Begin
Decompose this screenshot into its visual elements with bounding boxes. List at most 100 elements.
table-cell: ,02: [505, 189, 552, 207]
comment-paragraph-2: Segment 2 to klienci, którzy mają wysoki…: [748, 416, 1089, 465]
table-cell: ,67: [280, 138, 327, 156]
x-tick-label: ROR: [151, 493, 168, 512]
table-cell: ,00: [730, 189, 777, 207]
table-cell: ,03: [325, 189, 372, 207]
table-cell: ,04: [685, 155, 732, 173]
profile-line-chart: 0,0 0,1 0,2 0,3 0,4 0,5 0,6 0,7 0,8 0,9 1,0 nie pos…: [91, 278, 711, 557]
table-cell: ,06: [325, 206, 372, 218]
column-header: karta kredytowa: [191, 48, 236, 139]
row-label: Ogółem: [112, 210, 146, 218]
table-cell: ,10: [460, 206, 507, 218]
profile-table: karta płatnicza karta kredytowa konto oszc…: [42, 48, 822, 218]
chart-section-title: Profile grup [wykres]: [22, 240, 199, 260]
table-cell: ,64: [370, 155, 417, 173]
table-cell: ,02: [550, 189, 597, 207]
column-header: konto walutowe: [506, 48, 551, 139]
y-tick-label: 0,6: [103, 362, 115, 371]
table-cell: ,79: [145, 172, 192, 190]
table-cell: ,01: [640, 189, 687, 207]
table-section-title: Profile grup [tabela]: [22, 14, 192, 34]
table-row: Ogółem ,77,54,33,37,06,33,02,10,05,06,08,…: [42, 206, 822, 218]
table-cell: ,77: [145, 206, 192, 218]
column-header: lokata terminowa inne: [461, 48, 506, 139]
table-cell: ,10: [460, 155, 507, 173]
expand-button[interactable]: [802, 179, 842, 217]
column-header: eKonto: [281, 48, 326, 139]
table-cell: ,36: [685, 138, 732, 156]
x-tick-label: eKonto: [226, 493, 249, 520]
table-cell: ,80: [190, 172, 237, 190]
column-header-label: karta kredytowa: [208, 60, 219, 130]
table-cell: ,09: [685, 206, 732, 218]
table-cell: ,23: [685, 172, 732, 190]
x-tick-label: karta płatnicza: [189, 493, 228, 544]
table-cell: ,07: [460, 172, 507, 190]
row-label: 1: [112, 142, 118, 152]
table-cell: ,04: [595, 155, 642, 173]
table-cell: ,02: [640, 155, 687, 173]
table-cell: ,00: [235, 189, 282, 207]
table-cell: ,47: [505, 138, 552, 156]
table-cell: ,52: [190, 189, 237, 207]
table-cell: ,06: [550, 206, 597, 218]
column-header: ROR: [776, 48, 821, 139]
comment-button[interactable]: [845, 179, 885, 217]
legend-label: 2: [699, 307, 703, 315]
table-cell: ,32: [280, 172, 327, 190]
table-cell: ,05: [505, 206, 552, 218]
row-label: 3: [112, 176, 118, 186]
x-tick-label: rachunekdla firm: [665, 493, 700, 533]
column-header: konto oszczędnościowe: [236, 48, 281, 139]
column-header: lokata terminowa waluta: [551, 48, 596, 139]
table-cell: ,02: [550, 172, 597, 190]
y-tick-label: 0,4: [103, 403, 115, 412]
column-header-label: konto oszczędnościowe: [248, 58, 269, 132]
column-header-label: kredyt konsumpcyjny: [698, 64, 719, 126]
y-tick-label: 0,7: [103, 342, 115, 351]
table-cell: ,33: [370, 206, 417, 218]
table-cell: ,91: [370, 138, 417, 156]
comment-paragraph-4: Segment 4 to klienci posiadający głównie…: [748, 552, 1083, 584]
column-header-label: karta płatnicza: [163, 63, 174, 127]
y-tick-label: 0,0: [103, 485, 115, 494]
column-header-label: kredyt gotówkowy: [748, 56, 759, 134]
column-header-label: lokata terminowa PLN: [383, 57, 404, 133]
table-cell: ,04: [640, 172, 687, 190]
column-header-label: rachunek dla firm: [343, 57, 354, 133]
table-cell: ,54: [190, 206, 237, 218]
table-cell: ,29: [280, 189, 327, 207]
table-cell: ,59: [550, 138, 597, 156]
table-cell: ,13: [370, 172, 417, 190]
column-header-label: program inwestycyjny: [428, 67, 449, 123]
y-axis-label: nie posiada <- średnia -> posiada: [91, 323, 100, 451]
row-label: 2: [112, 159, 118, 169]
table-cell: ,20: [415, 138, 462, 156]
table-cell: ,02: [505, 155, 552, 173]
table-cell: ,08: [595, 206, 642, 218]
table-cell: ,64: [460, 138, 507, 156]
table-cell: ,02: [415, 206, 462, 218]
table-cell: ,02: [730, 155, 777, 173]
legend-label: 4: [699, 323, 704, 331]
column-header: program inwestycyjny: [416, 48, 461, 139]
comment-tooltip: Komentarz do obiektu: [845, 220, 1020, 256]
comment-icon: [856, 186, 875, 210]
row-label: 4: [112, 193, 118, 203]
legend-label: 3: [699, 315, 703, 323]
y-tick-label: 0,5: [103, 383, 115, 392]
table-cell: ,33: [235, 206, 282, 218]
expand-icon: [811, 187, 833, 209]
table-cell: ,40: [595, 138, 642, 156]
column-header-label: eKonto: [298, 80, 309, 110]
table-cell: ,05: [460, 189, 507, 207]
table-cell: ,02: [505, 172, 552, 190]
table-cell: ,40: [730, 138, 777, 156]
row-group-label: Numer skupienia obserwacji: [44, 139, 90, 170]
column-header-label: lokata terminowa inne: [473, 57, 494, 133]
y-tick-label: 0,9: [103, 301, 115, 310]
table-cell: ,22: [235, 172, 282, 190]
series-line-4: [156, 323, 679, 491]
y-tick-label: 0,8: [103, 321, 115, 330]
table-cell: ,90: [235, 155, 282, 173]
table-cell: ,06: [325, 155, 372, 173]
End
Please recast every line of the records above as a JSON list of strings, one string per line, leaving out blank lines.

FINISHED EXERCISE -
[
  "Decompose this screenshot into its visual elements with bounding boxes. List at most 100 elements.",
  "table-cell: ,02: [505, 189, 552, 207]",
  "comment-paragraph-2: Segment 2 to klienci, którzy mają wysoki…: [748, 416, 1089, 465]",
  "table-cell: ,67: [280, 138, 327, 156]",
  "x-tick-label: ROR: [151, 493, 168, 512]",
  "table-cell: ,00: [730, 189, 777, 207]",
  "table-cell: ,03: [325, 189, 372, 207]",
  "table-cell: ,04: [685, 155, 732, 173]",
  "profile-line-chart: 0,0 0,1 0,2 0,3 0,4 0,5 0,6 0,7 0,8 0,9 1,0 nie pos…: [91, 278, 711, 557]",
  "table-cell: ,06: [325, 206, 372, 218]",
  "column-header: karta kredytowa: [191, 48, 236, 139]",
  "row-label: Ogółem: [112, 210, 146, 218]",
  "table-cell: ,10: [460, 206, 507, 218]",
  "profile-table: karta płatnicza karta kredytowa konto oszc…: [42, 48, 822, 218]",
  "chart-section-title: Profile grup [wykres]: [22, 240, 199, 260]",
  "table-cell: ,64: [370, 155, 417, 173]",
  "table-cell: ,02: [550, 189, 597, 207]",
  "column-header: konto walutowe: [506, 48, 551, 139]",
  "y-tick-label: 0,6: [103, 362, 115, 371]",
  "table-cell: ,79: [145, 172, 192, 190]",
  "table-cell: ,01: [640, 189, 687, 207]",
  "table-section-title: Profile grup [tabela]: [22, 14, 192, 34]",
  "table-row: Ogółem ,77,54,33,37,06,33,02,10,05,06,08,…: [42, 206, 822, 218]",
  "table-cell: ,77: [145, 206, 192, 218]",
  "column-header: lokata terminowa inne: [461, 48, 506, 139]",
  "table-cell: ,10: [460, 155, 507, 173]",
  "expand-button[interactable]: [802, 179, 842, 217]",
  "column-header: eKonto: [281, 48, 326, 139]",
  "table-cell: ,36: [685, 138, 732, 156]",
  "x-tick-label: eKonto: [226, 493, 249, 520]",
  "table-cell: ,80: [190, 172, 237, 190]",
  "column-header-label: karta kredytowa: [208, 60, 219, 130]",
  "table-cell: ,09: [685, 206, 732, 218]",
  "table-cell: ,23: [685, 172, 732, 190]",
  "x-tick-label: karta płatnicza: [189, 493, 228, 544]",
  "table-cell: ,07: [460, 172, 507, 190]",
  "row-label: 1: [112, 142, 118, 152]",
  "table-cell: ,04: [595, 155, 642, 173]",
  "table-cell: ,02: [640, 155, 687, 173]",
  "table-cell: ,00: [235, 189, 282, 207]",
  "table-cell: ,47: [505, 138, 552, 156]",
  "table-cell: ,52: [190, 189, 237, 207]",
  "table-cell: ,06: [550, 206, 597, 218]",
  "column-header: ROR: [776, 48, 821, 139]",
  "comment-button[interactable]: [845, 179, 885, 217]",
  "legend-label: 2: [699, 307, 703, 315]",
  "table-cell: ,32: [280, 172, 327, 190]",
  "table-cell: ,05: [505, 206, 552, 218]",
  "row-label: 3: [112, 176, 118, 186]",
  "x-tick-label: rachunekdla firm: [665, 493, 700, 533]",
  "column-header: konto oszczędnościowe: [236, 48, 281, 139]",
  "column-header: lokata terminowa waluta: [551, 48, 596, 139]",
  "table-cell: ,02: [550, 172, 597, 190]",
  "y-tick-label: 0,4: [103, 403, 115, 412]",
  "column-header-label: konto oszczędnościowe: [248, 58, 269, 132]",
  "column-header-label: kredyt konsumpcyjny: [698, 64, 719, 126]",
  "y-tick-label: 0,7: [103, 342, 115, 351]",
  "table-cell: ,33: [370, 206, 417, 218]",
  "table-cell: ,91: [370, 138, 417, 156]",
  "comment-paragraph-4: Segment 4 to klienci posiadający głównie…: [748, 552, 1083, 584]",
  "column-header-label: karta płatnicza: [163, 63, 174, 127]",
  "y-tick-label: 0,0: [103, 485, 115, 494]",
  "column-header-label: kredyt gotówkowy: [748, 56, 759, 134]",
  "column-header-label: lokata terminowa PLN: [383, 57, 404, 133]",
  "table-cell: ,04: [640, 172, 687, 190]",
  "column-header-label: rachunek dla firm: [343, 57, 354, 133]",
  "table-cell: ,54: [190, 206, 237, 218]",
  "table-cell: ,29: [280, 189, 327, 207]",
  "table-cell: ,59: [550, 138, 597, 156]",
  "table-cell: ,13: [370, 172, 417, 190]",
  "column-header-label: program inwestycyjny: [428, 67, 449, 123]",
  "y-axis-label: nie posiada <- średnia -> posiada: [91, 323, 100, 451]",
  "row-label: 2: [112, 159, 118, 169]",
  "table-cell: ,20: [415, 138, 462, 156]",
  "table-cell: ,02: [505, 155, 552, 173]",
  "table-cell: ,08: [595, 206, 642, 218]",
  "table-cell: ,64: [460, 138, 507, 156]",
  "table-cell: ,02: [415, 206, 462, 218]",
  "table-cell: ,02: [730, 155, 777, 173]",
  "legend-label: 4: [699, 323, 704, 331]",
  "column-header: program inwestycyjny: [416, 48, 461, 139]",
  "comment-tooltip: Komentarz do obiektu: [845, 220, 1020, 256]",
  "comment-icon: [856, 186, 875, 210]",
  "row-label: 4: [112, 193, 118, 203]",
  "legend-label: 3: [699, 315, 703, 323]",
  "y-tick-label: 0,5: [103, 383, 115, 392]",
  "table-cell: ,33: [235, 206, 282, 218]",
  "expand-icon: [811, 187, 833, 209]",
  "table-cell: ,40: [595, 138, 642, 156]",
  "column-header-label: eKonto: [298, 80, 309, 110]",
  "table-cell: ,05: [460, 189, 507, 207]",
  "table-cell: ,02: [505, 172, 552, 190]",
  "table-cell: ,40: [730, 138, 777, 156]",
  "row-group-label: Numer skupienia obserwacji: [44, 139, 90, 170]",
  "column-header-label: lokata terminowa inne: [473, 57, 494, 133]",
  "y-tick-label: 0,9: [103, 301, 115, 310]",
  "table-cell: ,22: [235, 172, 282, 190]",
  "series-line-4: [156, 323, 679, 491]",
  "y-tick-label: 0,8: [103, 321, 115, 330]",
  "table-cell: ,90: [235, 155, 282, 173]",
  "table-cell: ,06: [325, 155, 372, 173]"
]